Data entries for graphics
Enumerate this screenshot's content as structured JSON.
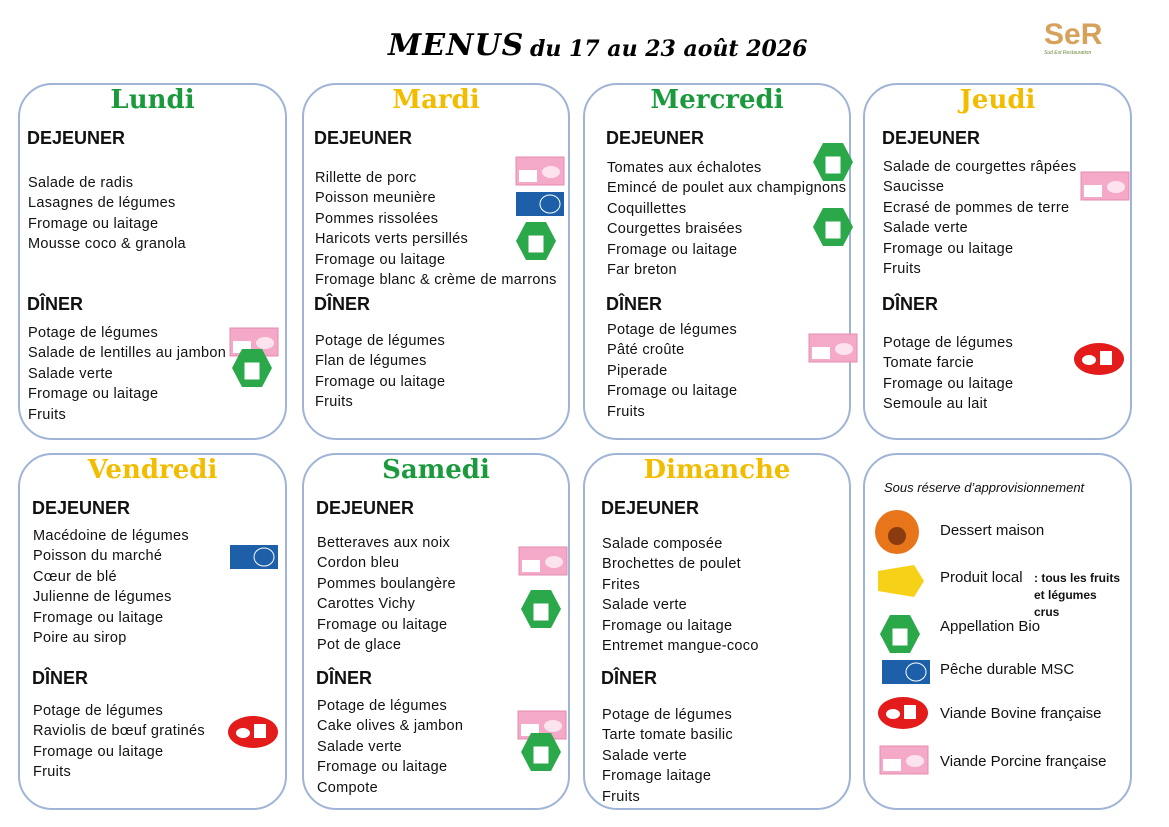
{
  "header": {
    "title_main": "MENUS",
    "title_rest": "du 17 au 23 août 2026",
    "logo": "SeR",
    "logo_tagline": "Sud Est Restauration"
  },
  "days": [
    {
      "name": "Lundi",
      "lunch_label": "DEJEUNER",
      "lunch": [
        "Salade de radis",
        "Lasagnes de légumes",
        "Fromage ou laitage",
        "Mousse coco & granola"
      ],
      "dinner_label": "DÎNER",
      "dinner": [
        "Potage de légumes",
        "Salade de lentilles au jambon",
        "Salade verte",
        "Fromage ou laitage",
        "Fruits"
      ]
    },
    {
      "name": "Mardi",
      "lunch_label": "DEJEUNER",
      "lunch": [
        "Rillette de porc",
        "Poisson meunière",
        "Pommes rissolées",
        "Haricots verts persillés",
        "Fromage ou laitage",
        "Fromage blanc & crème de marrons"
      ],
      "dinner_label": "DÎNER",
      "dinner": [
        "Potage de légumes",
        "Flan de légumes",
        "Fromage ou laitage",
        "Fruits"
      ]
    },
    {
      "name": "Mercredi",
      "lunch_label": "DEJEUNER",
      "lunch": [
        "Tomates aux échalotes",
        "Emincé de poulet aux champignons",
        "Coquillettes",
        "Courgettes braisées",
        "Fromage ou laitage",
        "Far breton"
      ],
      "dinner_label": "DÎNER",
      "dinner": [
        "Potage de légumes",
        "Pâté croûte",
        "Piperade",
        "Fromage ou laitage",
        "Fruits"
      ]
    },
    {
      "name": "Jeudi",
      "lunch_label": "DEJEUNER",
      "lunch": [
        "Salade de courgettes râpées",
        "Saucisse",
        "Ecrasé de pommes de terre",
        "Salade verte",
        "Fromage ou laitage",
        "Fruits"
      ],
      "dinner_label": "DÎNER",
      "dinner": [
        "Potage de légumes",
        "Tomate farcie",
        "Fromage ou laitage",
        "Semoule au lait"
      ]
    },
    {
      "name": "Vendredi",
      "lunch_label": "DEJEUNER",
      "lunch": [
        "Macédoine de légumes",
        "Poisson du marché",
        "Cœur de blé",
        "Julienne de légumes",
        "Fromage ou laitage",
        "Poire au sirop"
      ],
      "dinner_label": "DÎNER",
      "dinner": [
        "Potage de légumes",
        "Raviolis de bœuf gratinés",
        "Fromage ou laitage",
        "Fruits"
      ]
    },
    {
      "name": "Samedi",
      "lunch_label": "DEJEUNER",
      "lunch": [
        "Betteraves aux noix",
        "Cordon bleu",
        "Pommes boulangère",
        "Carottes Vichy",
        "Fromage ou laitage",
        "Pot de glace"
      ],
      "dinner_label": "DÎNER",
      "dinner": [
        "Potage de légumes",
        "Cake olives & jambon",
        "Salade verte",
        "Fromage ou laitage",
        "Compote"
      ]
    },
    {
      "name": "Dimanche",
      "lunch_label": "DEJEUNER",
      "lunch": [
        "Salade composée",
        "Brochettes de poulet",
        "Frites",
        "Salade verte",
        "Fromage ou laitage",
        "Entremet mangue-coco"
      ],
      "dinner_label": "DÎNER",
      "dinner": [
        "Potage de légumes",
        "Tarte tomate basilic",
        "Salade verte",
        "Fromage laitage",
        "Fruits"
      ]
    }
  ],
  "legend": {
    "note": "Sous réserve d’approvisionnement",
    "items": [
      "Dessert maison",
      "Produit local",
      "Appellation Bio",
      "Pêche durable MSC",
      "Viande Bovine française",
      "Viande Porcine française"
    ],
    "local_note": ": tous les fruits et légumes crus"
  }
}
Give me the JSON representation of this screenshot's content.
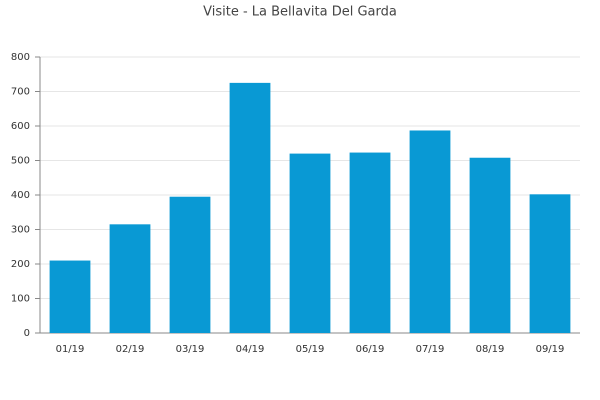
{
  "chart_data": {
    "type": "bar",
    "title": "Visite - La Bellavita Del Garda",
    "categories": [
      "01/19",
      "02/19",
      "03/19",
      "04/19",
      "05/19",
      "06/19",
      "07/19",
      "08/19",
      "09/19"
    ],
    "values": [
      210,
      315,
      395,
      725,
      520,
      523,
      587,
      508,
      402
    ],
    "color": "#0999d4",
    "ylim": [
      0,
      800
    ],
    "yticks": [
      0,
      100,
      200,
      300,
      400,
      500,
      600,
      700,
      800
    ],
    "grid": true
  }
}
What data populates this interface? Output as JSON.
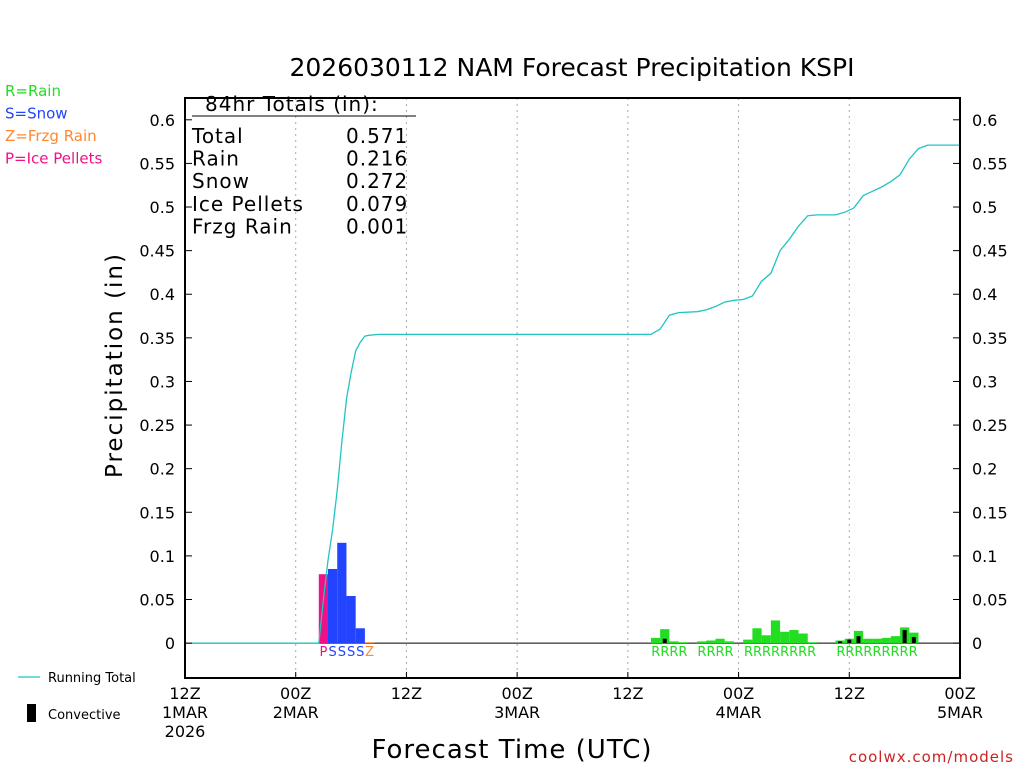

> _Problem details_
From the data above, work out how many lines hold "jambon". Answer with the number alone.

> _Reply_
2